Work required: Determine how many lines include the string "Sylvia". Output that number only.

Excerpted records:
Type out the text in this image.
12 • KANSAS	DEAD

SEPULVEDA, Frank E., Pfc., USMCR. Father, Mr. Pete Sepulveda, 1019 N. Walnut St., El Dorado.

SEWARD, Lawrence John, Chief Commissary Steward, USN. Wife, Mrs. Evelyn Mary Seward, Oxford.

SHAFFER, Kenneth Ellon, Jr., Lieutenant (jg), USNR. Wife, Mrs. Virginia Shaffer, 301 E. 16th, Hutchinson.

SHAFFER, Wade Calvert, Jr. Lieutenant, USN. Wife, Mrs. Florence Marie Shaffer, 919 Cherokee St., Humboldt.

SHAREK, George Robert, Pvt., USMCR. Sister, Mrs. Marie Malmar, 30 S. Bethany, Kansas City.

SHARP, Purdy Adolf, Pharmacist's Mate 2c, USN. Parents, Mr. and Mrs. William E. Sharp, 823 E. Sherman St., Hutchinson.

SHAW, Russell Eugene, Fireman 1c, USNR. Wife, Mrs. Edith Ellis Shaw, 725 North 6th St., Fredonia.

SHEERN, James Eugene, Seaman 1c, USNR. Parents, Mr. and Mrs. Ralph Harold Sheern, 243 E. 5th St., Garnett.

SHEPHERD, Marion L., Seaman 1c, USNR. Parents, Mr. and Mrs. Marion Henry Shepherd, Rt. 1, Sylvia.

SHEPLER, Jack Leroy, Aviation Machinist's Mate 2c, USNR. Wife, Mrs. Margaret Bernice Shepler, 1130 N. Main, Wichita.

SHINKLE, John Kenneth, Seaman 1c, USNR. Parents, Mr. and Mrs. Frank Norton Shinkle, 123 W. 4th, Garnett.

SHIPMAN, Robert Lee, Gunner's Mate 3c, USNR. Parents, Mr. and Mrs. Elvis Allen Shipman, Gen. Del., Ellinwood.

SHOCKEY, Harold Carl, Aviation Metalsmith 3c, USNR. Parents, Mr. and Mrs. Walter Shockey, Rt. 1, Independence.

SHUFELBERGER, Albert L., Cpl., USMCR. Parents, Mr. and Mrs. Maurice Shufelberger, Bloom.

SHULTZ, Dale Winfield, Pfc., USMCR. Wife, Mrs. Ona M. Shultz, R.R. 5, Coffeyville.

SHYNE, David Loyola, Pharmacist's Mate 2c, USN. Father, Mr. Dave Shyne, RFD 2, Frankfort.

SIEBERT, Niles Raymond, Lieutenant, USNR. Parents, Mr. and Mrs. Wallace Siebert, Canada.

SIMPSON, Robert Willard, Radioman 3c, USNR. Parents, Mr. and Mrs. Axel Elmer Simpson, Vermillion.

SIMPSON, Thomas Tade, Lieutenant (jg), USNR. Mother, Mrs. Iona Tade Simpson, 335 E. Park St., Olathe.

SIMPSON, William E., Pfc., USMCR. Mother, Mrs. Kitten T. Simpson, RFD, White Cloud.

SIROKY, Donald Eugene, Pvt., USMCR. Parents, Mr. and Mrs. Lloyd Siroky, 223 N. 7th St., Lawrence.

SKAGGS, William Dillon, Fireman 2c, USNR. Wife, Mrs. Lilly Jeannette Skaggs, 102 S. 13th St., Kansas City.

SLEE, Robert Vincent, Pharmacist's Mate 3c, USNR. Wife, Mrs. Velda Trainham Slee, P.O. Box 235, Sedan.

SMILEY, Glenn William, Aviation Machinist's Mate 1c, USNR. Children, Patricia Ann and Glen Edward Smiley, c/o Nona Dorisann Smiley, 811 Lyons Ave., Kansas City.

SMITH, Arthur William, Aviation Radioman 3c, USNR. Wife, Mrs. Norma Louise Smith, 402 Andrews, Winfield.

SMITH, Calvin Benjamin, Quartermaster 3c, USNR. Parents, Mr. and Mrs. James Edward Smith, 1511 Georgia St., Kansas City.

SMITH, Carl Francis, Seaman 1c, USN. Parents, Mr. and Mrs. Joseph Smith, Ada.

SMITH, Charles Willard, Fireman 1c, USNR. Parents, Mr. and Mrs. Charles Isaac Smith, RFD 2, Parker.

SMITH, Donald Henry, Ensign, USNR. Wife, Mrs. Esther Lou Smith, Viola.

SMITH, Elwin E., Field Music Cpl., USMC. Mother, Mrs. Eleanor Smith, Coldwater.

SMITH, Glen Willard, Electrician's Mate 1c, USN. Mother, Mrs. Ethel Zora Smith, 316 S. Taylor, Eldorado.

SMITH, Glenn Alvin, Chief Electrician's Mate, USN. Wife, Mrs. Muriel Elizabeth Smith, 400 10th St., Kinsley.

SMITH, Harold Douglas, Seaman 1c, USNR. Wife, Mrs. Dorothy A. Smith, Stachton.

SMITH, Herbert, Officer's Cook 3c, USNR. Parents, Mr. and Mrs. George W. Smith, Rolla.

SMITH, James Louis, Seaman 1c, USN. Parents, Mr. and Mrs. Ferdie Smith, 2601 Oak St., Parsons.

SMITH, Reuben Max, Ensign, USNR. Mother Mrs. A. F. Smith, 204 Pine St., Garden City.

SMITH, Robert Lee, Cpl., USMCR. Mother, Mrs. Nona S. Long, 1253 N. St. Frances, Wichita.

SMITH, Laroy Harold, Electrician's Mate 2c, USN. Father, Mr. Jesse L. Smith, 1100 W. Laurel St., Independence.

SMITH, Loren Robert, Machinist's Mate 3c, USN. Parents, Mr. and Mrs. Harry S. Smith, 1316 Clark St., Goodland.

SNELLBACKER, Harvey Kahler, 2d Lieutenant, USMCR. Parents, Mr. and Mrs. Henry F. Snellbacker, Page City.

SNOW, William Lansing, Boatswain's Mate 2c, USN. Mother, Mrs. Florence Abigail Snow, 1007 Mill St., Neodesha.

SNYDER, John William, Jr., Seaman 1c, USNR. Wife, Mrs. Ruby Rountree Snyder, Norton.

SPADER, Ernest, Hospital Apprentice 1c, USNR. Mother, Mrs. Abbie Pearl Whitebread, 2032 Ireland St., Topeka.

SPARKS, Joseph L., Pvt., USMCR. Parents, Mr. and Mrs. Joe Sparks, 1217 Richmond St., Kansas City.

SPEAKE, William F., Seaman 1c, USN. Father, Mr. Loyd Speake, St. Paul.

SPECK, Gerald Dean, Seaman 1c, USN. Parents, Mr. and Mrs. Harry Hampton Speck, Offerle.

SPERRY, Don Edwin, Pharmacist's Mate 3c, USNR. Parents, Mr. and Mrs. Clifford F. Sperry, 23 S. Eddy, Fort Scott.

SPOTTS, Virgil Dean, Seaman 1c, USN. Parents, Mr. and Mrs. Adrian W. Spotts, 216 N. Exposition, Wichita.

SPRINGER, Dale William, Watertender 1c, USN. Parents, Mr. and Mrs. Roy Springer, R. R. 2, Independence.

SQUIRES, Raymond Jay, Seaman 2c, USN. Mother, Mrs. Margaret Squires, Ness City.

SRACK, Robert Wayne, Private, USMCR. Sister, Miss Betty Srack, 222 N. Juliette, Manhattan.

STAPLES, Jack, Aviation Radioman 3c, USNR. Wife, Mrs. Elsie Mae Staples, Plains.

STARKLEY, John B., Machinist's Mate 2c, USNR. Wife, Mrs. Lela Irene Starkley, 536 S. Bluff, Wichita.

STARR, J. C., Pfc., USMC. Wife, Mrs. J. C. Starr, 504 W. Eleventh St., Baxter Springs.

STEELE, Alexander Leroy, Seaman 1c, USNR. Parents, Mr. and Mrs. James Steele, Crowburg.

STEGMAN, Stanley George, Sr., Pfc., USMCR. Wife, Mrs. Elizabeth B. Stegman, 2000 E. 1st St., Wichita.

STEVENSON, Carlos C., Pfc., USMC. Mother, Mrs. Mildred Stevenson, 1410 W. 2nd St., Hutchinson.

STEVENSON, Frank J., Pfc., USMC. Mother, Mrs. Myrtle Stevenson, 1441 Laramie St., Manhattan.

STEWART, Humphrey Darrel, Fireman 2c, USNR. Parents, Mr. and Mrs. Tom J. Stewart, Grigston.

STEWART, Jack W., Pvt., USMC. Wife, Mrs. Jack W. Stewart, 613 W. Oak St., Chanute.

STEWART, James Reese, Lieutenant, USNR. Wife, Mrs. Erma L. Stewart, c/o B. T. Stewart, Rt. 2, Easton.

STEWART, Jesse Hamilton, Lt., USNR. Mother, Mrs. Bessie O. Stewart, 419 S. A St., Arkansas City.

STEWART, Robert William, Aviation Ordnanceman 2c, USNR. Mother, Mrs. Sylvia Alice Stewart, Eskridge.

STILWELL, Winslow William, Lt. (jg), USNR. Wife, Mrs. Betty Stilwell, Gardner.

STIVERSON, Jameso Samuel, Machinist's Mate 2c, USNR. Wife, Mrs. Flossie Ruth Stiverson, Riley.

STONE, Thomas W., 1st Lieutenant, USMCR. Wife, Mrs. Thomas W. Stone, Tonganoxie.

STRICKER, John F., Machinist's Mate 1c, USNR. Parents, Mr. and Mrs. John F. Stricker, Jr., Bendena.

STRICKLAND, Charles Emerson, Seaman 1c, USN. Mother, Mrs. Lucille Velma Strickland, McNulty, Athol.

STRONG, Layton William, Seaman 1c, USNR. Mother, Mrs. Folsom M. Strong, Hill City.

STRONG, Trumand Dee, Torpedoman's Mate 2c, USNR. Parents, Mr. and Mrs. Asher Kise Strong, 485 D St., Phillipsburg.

Task response: 2